INSTRUCTION >> Starting at the line that contains "Convert this document image to plain text.", copy each line through the final one exactly as written.

=== STORED DATA ===

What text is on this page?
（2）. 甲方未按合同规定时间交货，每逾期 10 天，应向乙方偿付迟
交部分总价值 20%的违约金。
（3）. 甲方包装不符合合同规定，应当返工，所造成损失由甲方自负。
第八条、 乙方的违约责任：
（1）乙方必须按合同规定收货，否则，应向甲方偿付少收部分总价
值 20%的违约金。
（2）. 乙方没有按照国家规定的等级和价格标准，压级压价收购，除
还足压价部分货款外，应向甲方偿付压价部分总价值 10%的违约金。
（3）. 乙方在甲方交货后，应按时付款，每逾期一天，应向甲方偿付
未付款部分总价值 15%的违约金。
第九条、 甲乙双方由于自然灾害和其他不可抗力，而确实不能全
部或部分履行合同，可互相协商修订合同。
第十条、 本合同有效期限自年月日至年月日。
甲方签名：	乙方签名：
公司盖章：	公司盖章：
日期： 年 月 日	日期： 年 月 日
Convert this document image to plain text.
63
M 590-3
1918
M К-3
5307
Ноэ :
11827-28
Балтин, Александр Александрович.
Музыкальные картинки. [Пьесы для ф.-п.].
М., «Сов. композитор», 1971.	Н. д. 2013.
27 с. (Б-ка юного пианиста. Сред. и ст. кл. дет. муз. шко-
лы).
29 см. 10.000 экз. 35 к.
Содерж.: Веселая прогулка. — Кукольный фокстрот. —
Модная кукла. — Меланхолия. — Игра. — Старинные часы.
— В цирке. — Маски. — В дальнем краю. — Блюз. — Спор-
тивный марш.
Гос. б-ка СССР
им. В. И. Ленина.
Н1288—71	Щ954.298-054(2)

===

RESPONSE >>
Convert this document image to plain text.
63
M 590-3
1918
M К-3
5307
Ноэ :
11827-28
Балтин, Александр Александрович.
Музыкальные картинки. [Пьесы для ф.-п.].
М., «Сов. композитор», 1971.	Н. д. 2013.
27 с. (Б-ка юного пианиста. Сред. и ст. кл. дет. муз. шко-
лы).
29 см. 10.000 экз. 35 к.
Содерж.: Веселая прогулка. — Кукольный фокстрот. —
Модная кукла. — Меланхолия. — Игра. — Старинные часы.
— В цирке. — Маски. — В дальнем краю. — Блюз. — Спор-
тивный марш.
Гос. б-ка СССР
им. В. И. Ленина.
Н1288—71	Щ954.298-054(2)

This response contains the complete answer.